» **Aim of the exercise**:
Every line below must be reproduced exactly. Copy them all.

******************************

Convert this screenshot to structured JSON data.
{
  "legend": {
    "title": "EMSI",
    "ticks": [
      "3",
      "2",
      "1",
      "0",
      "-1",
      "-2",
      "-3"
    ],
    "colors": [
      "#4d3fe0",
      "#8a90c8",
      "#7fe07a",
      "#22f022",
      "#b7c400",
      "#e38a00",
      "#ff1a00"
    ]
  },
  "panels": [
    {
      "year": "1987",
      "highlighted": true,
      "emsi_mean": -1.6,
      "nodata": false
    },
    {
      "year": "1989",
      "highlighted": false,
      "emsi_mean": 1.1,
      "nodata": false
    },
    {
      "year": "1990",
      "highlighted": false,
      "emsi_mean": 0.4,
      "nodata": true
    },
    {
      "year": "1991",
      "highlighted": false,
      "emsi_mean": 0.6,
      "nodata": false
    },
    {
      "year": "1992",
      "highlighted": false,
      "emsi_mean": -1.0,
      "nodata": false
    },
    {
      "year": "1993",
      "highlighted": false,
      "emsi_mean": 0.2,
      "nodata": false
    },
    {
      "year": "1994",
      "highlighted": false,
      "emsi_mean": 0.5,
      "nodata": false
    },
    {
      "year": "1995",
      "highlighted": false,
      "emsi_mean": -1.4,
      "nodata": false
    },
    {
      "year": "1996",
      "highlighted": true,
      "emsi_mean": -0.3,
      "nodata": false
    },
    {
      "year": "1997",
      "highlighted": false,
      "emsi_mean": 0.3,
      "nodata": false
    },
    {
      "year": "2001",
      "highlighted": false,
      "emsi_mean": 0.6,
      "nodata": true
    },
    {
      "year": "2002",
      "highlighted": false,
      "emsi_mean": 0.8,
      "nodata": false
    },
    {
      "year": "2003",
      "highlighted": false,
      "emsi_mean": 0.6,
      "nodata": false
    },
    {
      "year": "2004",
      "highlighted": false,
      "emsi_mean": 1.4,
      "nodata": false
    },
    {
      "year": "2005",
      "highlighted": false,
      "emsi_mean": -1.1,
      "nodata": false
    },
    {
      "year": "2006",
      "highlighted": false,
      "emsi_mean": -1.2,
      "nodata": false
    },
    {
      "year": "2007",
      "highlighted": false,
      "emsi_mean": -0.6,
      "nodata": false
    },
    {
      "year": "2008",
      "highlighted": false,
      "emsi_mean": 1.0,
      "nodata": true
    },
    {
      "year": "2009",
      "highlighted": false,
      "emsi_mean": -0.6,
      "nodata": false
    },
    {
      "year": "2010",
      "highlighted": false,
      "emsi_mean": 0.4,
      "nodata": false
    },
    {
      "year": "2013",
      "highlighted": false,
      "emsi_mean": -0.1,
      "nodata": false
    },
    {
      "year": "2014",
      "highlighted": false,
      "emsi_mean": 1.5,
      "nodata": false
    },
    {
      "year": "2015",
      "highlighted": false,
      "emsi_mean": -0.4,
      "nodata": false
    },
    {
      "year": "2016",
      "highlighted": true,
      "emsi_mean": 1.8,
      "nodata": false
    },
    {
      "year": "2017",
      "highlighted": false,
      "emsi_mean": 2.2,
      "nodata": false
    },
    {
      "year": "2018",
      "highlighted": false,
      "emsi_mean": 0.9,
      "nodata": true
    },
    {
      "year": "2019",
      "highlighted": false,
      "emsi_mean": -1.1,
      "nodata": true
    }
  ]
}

******************************

» **Reply**:
Convert this screenshot to structured JSON data.
{
  "legend": {
    "title": "EMSI",
    "ticks": [
      "3",
      "2",
      "1",
      "0",
      "-1",
      "-2",
      "-3"
    ],
    "colors": [
      "#4d3fe0",
      "#8a90c8",
      "#7fe07a",
      "#22f022",
      "#b7c400",
      "#e38a00",
      "#ff1a00"
    ]
  },
  "panels": [
    {
      "year": "1987",
      "highlighted": true,
      "emsi_mean": -1.6,
      "nodata": false
    },
    {
      "year": "1989",
      "highlighted": false,
      "emsi_mean": 1.1,
      "nodata": false
    },
    {
      "year": "1990",
      "highlighted": false,
      "emsi_mean": 0.4,
      "nodata": true
    },
    {
      "year": "1991",
      "highlighted": false,
      "emsi_mean": 0.6,
      "nodata": false
    },
    {
      "year": "1992",
      "highlighted": false,
      "emsi_mean": -1.0,
      "nodata": false
    },
    {
      "year": "1993",
      "highlighted": false,
      "emsi_mean": 0.2,
      "nodata": false
    },
    {
      "year": "1994",
      "highlighted": false,
      "emsi_mean": 0.5,
      "nodata": false
    },
    {
      "year": "1995",
      "highlighted": false,
      "emsi_mean": -1.4,
      "nodata": false
    },
    {
      "year": "1996",
      "highlighted": true,
      "emsi_mean": -0.3,
      "nodata": false
    },
    {
      "year": "1997",
      "highlighted": false,
      "emsi_mean": 0.3,
      "nodata": false
    },
    {
      "year": "2001",
      "highlighted": false,
      "emsi_mean": 0.6,
      "nodata": true
    },
    {
      "year": "2002",
      "highlighted": false,
      "emsi_mean": 0.8,
      "nodata": false
    },
    {
      "year": "2003",
      "highlighted": false,
      "emsi_mean": 0.6,
      "nodata": false
    },
    {
      "year": "2004",
      "highlighted": false,
      "emsi_mean": 1.4,
      "nodata": false
    },
    {
      "year": "2005",
      "highlighted": false,
      "emsi_mean": -1.1,
      "nodata": false
    },
    {
      "year": "2006",
      "highlighted": false,
      "emsi_mean": -1.2,
      "nodata": false
    },
    {
      "year": "2007",
      "highlighted": false,
      "emsi_mean": -0.6,
      "nodata": false
    },
    {
      "year": "2008",
      "highlighted": false,
      "emsi_mean": 1.0,
      "nodata": true
    },
    {
      "year": "2009",
      "highlighted": false,
      "emsi_mean": -0.6,
      "nodata": false
    },
    {
      "year": "2010",
      "highlighted": false,
      "emsi_mean": 0.4,
      "nodata": false
    },
    {
      "year": "2013",
      "highlighted": false,
      "emsi_mean": -0.1,
      "nodata": false
    },
    {
      "year": "2014",
      "highlighted": false,
      "emsi_mean": 1.5,
      "nodata": false
    },
    {
      "year": "2015",
      "highlighted": false,
      "emsi_mean": -0.4,
      "nodata": false
    },
    {
      "year": "2016",
      "highlighted": true,
      "emsi_mean": 1.8,
      "nodata": false
    },
    {
      "year": "2017",
      "highlighted": false,
      "emsi_mean": 2.2,
      "nodata": false
    },
    {
      "year": "2018",
      "highlighted": false,
      "emsi_mean": 0.9,
      "nodata": true
    },
    {
      "year": "2019",
      "highlighted": false,
      "emsi_mean": -1.1,
      "nodata": true
    }
  ]
}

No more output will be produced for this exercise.